begin Data provided

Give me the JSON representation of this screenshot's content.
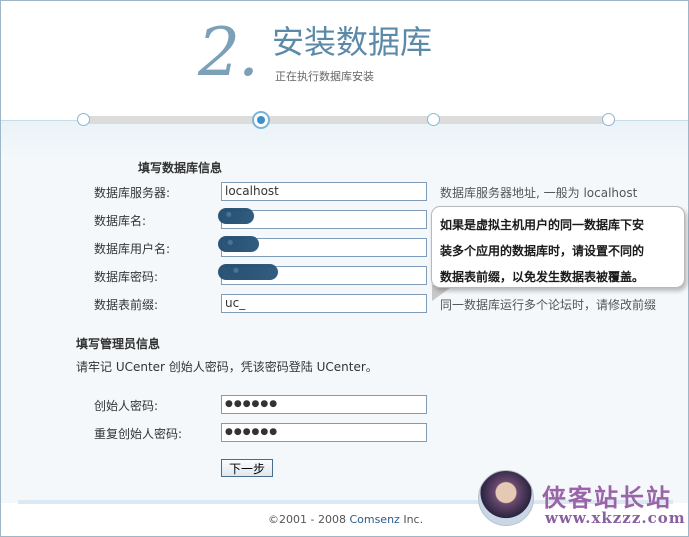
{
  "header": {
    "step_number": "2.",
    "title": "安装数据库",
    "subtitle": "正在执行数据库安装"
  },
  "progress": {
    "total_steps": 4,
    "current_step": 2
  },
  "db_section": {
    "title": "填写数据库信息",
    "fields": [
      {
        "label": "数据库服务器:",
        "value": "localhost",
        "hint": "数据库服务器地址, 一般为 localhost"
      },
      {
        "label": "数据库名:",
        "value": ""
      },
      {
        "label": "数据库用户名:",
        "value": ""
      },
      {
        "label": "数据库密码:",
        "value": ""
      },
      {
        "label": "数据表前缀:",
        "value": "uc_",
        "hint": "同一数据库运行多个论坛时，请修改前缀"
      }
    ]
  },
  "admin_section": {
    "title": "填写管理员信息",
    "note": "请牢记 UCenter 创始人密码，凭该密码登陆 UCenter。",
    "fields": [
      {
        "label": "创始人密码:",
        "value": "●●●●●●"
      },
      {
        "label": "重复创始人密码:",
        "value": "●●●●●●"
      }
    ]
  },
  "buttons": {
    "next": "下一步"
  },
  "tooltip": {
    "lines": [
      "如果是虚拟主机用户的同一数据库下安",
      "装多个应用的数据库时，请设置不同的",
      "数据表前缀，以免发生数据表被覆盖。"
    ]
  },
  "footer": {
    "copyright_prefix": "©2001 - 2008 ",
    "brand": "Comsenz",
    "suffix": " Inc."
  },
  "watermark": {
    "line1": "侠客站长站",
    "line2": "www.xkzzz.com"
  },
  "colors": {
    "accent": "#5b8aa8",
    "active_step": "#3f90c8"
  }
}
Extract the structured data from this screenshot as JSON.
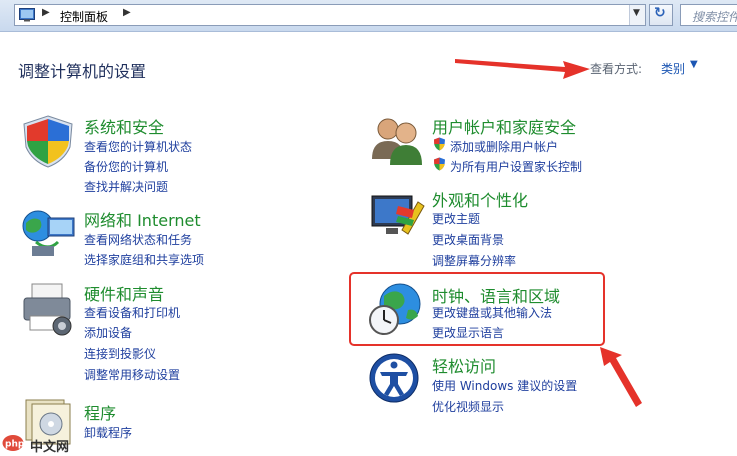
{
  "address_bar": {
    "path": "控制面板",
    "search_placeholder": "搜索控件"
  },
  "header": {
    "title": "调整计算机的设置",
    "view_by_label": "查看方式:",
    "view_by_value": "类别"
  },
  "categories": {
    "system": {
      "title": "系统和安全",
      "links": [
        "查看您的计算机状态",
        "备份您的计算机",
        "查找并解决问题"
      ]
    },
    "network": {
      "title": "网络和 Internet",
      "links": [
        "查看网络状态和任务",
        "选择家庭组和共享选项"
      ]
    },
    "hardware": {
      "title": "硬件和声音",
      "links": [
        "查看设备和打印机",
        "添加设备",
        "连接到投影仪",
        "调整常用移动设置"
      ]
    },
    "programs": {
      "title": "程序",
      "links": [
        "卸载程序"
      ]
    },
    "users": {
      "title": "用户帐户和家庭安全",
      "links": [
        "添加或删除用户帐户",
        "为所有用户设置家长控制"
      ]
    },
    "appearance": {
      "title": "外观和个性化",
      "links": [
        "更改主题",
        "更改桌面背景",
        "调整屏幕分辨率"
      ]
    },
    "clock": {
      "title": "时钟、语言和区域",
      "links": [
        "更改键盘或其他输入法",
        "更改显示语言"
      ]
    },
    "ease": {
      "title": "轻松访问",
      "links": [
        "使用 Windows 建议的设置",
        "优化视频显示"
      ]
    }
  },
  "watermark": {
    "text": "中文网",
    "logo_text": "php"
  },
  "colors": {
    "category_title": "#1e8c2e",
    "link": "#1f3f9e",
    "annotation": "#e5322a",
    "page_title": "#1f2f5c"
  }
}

end Data provided

• **Given request**
Write out all the entries again, word for word, and print no images.

• **Result of this task**
Give me the JSON representation of this screenshot's content.
{
  "header": {
    "step_number": "2.",
    "title": "安装数据库",
    "subtitle": "正在执行数据库安装"
  },
  "progress": {
    "total_steps": 4,
    "current_step": 2
  },
  "db_section": {
    "title": "填写数据库信息",
    "fields": [
      {
        "label": "数据库服务器:",
        "value": "localhost",
        "hint": "数据库服务器地址, 一般为 localhost"
      },
      {
        "label": "数据库名:",
        "value": ""
      },
      {
        "label": "数据库用户名:",
        "value": ""
      },
      {
        "label": "数据库密码:",
        "value": ""
      },
      {
        "label": "数据表前缀:",
        "value": "uc_",
        "hint": "同一数据库运行多个论坛时，请修改前缀"
      }
    ]
  },
  "admin_section": {
    "title": "填写管理员信息",
    "note": "请牢记 UCenter 创始人密码，凭该密码登陆 UCenter。",
    "fields": [
      {
        "label": "创始人密码:",
        "value": "●●●●●●"
      },
      {
        "label": "重复创始人密码:",
        "value": "●●●●●●"
      }
    ]
  },
  "buttons": {
    "next": "下一步"
  },
  "tooltip": {
    "lines": [
      "如果是虚拟主机用户的同一数据库下安",
      "装多个应用的数据库时，请设置不同的",
      "数据表前缀，以免发生数据表被覆盖。"
    ]
  },
  "footer": {
    "copyright_prefix": "©2001 - 2008 ",
    "brand": "Comsenz",
    "suffix": " Inc."
  },
  "watermark": {
    "line1": "侠客站长站",
    "line2": "www.xkzzz.com"
  },
  "colors": {
    "accent": "#5b8aa8",
    "active_step": "#3f90c8"
  }
}
Extract the structured data from this screenshot as JSON.
{
  "address_bar": {
    "path": "控制面板",
    "search_placeholder": "搜索控件"
  },
  "header": {
    "title": "调整计算机的设置",
    "view_by_label": "查看方式:",
    "view_by_value": "类别"
  },
  "categories": {
    "system": {
      "title": "系统和安全",
      "links": [
        "查看您的计算机状态",
        "备份您的计算机",
        "查找并解决问题"
      ]
    },
    "network": {
      "title": "网络和 Internet",
      "links": [
        "查看网络状态和任务",
        "选择家庭组和共享选项"
      ]
    },
    "hardware": {
      "title": "硬件和声音",
      "links": [
        "查看设备和打印机",
        "添加设备",
        "连接到投影仪",
        "调整常用移动设置"
      ]
    },
    "programs": {
      "title": "程序",
      "links": [
        "卸载程序"
      ]
    },
    "users": {
      "title": "用户帐户和家庭安全",
      "links": [
        "添加或删除用户帐户",
        "为所有用户设置家长控制"
      ]
    },
    "appearance": {
      "title": "外观和个性化",
      "links": [
        "更改主题",
        "更改桌面背景",
        "调整屏幕分辨率"
      ]
    },
    "clock": {
      "title": "时钟、语言和区域",
      "links": [
        "更改键盘或其他输入法",
        "更改显示语言"
      ]
    },
    "ease": {
      "title": "轻松访问",
      "links": [
        "使用 Windows 建议的设置",
        "优化视频显示"
      ]
    }
  },
  "watermark": {
    "text": "中文网",
    "logo_text": "php"
  },
  "colors": {
    "category_title": "#1e8c2e",
    "link": "#1f3f9e",
    "annotation": "#e5322a",
    "page_title": "#1f2f5c"
  }
}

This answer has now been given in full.